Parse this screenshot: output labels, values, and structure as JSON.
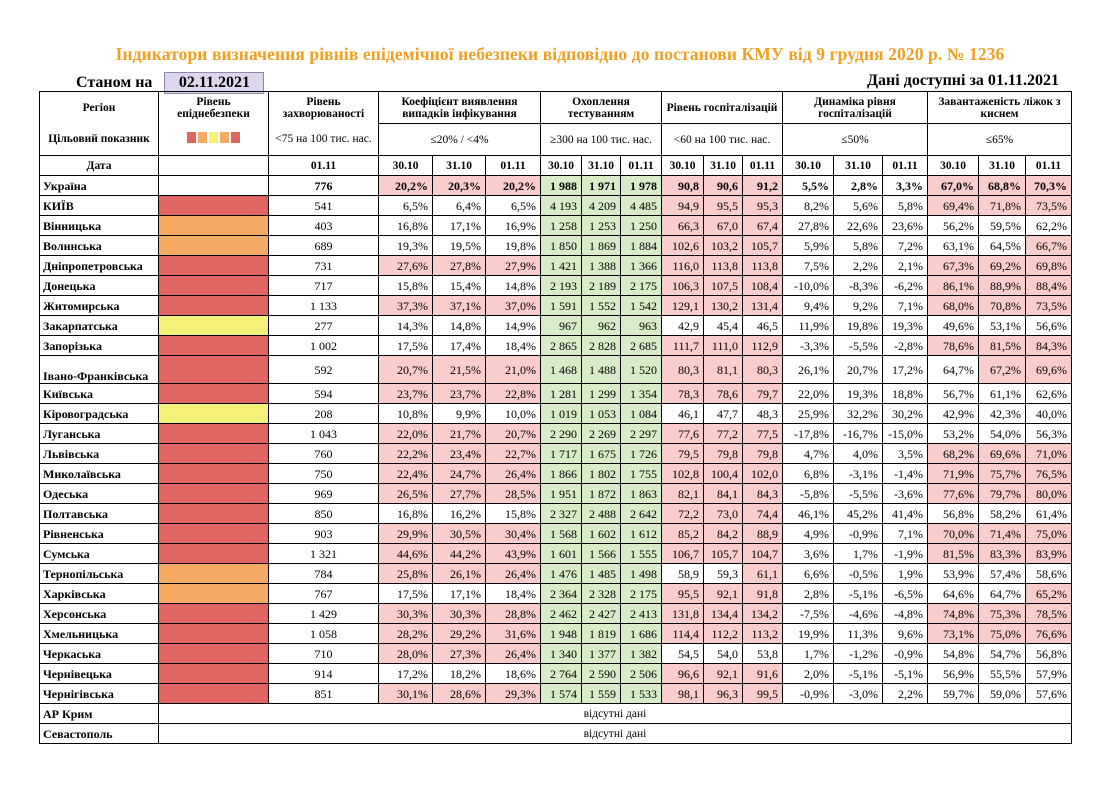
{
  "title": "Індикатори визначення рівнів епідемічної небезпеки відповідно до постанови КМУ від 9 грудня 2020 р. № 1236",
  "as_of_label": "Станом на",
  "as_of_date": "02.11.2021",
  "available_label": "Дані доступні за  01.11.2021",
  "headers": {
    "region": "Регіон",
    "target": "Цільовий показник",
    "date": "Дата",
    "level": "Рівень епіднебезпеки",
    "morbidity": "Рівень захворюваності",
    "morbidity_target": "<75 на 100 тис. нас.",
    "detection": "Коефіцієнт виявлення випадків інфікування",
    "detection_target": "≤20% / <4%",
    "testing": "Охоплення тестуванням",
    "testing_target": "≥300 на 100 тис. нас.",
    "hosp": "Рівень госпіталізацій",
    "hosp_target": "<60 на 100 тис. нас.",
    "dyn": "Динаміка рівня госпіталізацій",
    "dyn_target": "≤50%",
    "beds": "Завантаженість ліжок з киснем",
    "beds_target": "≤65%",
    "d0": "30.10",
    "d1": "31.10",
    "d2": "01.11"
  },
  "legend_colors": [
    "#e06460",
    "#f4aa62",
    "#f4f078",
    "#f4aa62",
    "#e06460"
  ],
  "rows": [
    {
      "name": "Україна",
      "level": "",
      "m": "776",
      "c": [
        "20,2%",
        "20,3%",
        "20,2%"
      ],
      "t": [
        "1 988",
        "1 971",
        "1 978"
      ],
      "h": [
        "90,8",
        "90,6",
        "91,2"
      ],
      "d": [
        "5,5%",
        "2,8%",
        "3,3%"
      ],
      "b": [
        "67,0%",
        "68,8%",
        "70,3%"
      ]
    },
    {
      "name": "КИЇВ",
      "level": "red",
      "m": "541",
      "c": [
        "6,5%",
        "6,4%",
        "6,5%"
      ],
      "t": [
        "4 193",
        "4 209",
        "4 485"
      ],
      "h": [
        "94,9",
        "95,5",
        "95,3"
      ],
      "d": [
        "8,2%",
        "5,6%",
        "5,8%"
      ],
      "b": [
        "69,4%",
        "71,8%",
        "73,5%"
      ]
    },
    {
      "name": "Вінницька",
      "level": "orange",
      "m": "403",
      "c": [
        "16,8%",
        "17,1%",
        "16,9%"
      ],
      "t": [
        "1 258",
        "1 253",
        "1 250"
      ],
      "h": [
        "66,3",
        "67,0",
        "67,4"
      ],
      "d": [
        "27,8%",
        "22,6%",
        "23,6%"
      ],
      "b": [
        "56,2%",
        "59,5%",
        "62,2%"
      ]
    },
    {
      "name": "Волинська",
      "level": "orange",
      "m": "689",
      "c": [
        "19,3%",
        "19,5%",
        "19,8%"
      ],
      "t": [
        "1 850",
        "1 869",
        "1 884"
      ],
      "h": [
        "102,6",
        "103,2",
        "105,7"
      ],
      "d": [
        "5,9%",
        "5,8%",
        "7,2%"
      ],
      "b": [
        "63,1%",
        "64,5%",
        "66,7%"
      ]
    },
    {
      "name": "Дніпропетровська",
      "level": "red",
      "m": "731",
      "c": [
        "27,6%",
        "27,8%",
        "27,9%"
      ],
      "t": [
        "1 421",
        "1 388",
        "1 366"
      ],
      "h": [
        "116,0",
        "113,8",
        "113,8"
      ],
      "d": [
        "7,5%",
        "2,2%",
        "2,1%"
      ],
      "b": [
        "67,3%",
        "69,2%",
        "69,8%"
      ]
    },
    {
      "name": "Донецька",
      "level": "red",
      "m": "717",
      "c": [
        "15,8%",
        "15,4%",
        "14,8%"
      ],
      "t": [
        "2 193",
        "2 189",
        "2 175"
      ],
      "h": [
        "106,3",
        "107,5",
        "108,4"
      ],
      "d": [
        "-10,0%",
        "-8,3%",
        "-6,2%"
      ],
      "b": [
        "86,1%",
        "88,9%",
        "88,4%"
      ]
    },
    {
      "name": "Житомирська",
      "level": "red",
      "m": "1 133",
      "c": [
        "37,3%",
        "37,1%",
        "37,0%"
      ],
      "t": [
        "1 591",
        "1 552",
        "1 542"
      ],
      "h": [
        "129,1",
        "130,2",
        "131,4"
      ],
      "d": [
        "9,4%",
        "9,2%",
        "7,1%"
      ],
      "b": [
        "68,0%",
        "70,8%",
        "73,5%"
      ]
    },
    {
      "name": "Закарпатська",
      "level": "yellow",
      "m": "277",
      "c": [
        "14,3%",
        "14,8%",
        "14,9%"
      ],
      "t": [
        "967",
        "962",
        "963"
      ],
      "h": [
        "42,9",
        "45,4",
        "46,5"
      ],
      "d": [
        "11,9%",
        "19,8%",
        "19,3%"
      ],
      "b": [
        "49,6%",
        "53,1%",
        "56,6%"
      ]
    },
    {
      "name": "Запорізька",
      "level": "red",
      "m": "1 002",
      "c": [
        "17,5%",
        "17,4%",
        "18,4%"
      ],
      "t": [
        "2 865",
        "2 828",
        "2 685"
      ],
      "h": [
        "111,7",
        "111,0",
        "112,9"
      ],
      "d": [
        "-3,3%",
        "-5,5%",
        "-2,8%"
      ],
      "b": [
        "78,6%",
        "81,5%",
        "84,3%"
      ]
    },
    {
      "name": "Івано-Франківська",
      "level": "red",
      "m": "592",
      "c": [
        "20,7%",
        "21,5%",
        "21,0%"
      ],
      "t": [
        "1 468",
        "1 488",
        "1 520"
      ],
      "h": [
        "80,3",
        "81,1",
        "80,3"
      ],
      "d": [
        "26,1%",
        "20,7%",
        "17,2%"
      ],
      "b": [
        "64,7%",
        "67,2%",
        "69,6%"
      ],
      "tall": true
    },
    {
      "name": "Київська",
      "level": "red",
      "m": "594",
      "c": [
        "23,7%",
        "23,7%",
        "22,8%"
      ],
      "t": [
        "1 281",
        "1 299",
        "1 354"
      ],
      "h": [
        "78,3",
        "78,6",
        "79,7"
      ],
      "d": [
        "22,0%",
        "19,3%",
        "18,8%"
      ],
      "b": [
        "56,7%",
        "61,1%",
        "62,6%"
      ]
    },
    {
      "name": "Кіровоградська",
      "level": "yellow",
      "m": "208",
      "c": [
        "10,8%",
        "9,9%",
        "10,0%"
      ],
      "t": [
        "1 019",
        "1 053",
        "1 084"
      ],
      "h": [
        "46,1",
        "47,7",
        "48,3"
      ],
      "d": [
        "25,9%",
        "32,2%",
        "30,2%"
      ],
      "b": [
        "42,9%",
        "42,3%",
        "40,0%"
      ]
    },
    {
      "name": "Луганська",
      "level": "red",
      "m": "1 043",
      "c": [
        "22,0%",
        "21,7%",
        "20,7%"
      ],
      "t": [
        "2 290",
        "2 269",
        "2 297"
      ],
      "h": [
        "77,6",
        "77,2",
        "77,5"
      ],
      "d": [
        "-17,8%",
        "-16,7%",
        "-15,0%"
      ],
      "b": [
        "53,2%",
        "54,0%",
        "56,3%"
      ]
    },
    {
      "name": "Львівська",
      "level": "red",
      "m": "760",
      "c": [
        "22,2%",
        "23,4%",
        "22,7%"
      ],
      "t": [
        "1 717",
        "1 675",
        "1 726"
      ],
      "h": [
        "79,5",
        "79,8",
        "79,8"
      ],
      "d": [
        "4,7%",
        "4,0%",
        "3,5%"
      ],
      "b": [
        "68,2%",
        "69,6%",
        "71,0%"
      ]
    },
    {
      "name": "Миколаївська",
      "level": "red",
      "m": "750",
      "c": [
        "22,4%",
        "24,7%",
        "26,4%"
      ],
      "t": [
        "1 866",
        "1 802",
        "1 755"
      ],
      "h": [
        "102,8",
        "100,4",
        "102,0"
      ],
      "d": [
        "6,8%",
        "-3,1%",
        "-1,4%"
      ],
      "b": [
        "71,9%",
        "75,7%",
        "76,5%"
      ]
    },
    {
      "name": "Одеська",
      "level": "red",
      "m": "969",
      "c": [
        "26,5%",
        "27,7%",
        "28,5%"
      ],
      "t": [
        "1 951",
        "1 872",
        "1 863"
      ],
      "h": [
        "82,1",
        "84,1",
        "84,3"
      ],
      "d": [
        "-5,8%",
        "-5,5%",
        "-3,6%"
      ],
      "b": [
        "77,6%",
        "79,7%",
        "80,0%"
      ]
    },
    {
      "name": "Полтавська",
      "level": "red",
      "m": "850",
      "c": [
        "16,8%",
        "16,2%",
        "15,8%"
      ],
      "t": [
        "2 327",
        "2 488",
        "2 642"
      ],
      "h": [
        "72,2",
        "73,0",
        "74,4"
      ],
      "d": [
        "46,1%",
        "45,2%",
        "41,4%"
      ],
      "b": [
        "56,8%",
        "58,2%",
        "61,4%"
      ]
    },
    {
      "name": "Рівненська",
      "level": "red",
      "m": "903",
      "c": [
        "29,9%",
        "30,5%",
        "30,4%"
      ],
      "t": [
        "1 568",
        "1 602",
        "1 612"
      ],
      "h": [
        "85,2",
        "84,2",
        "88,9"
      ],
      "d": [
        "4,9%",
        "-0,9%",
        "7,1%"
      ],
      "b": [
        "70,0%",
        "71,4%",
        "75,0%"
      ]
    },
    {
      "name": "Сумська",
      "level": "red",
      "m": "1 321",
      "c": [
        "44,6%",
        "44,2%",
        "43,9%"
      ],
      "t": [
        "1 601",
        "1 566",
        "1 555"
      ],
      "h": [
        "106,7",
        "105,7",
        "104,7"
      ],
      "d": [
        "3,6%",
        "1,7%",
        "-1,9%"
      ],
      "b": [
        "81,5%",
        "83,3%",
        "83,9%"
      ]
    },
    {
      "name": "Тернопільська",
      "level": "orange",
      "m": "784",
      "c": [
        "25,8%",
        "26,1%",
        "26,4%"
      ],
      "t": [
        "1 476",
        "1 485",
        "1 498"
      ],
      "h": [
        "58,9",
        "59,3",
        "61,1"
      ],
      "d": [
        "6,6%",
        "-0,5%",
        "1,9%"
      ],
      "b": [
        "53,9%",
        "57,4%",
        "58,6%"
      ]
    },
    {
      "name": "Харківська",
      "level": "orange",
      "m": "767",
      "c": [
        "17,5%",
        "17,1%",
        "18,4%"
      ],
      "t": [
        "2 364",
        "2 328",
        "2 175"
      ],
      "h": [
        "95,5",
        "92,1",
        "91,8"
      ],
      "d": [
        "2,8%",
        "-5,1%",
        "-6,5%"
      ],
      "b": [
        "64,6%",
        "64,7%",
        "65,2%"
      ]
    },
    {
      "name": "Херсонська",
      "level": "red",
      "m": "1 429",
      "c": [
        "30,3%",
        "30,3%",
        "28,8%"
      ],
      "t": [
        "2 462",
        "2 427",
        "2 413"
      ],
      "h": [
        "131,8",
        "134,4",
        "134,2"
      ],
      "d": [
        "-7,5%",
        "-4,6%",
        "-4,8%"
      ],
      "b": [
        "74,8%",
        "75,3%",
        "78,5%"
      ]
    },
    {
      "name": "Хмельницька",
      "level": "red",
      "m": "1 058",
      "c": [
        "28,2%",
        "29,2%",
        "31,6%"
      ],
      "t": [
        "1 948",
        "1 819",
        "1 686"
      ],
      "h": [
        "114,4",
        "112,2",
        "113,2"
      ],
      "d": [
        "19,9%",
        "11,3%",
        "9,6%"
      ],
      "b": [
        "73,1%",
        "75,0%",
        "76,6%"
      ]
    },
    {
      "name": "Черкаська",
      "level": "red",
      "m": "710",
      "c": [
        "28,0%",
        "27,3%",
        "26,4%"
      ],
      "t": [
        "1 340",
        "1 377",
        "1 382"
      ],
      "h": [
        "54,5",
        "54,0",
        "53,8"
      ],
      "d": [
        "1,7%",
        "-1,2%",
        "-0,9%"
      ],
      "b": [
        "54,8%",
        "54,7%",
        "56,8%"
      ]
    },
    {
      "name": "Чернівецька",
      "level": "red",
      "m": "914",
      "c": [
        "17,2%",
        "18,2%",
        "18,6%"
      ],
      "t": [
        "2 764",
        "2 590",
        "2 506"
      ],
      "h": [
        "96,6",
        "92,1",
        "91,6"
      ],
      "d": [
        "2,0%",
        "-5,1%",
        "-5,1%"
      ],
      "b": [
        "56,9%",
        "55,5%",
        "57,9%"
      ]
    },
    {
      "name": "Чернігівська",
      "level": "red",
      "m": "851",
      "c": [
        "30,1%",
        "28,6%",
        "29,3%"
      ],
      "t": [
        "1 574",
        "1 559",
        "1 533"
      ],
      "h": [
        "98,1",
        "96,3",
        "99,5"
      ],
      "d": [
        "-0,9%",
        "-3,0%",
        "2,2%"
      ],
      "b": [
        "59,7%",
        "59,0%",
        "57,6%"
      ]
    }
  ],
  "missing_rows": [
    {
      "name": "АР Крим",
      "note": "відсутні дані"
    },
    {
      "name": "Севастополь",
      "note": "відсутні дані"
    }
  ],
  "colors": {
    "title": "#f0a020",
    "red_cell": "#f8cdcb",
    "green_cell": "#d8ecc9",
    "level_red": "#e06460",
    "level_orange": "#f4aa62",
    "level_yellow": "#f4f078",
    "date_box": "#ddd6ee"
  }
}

------------------------

## WHAT YOU HAVE TO DO
Copy out all lines from the material above that contain the string "title".

## EXPECTED ANSWER
  "title": "Індикатори визначення рівнів епідемічної небезпеки відповідно до постанови КМУ від 9 грудня 2020 р. № 1236",
    "title": "#f0a020",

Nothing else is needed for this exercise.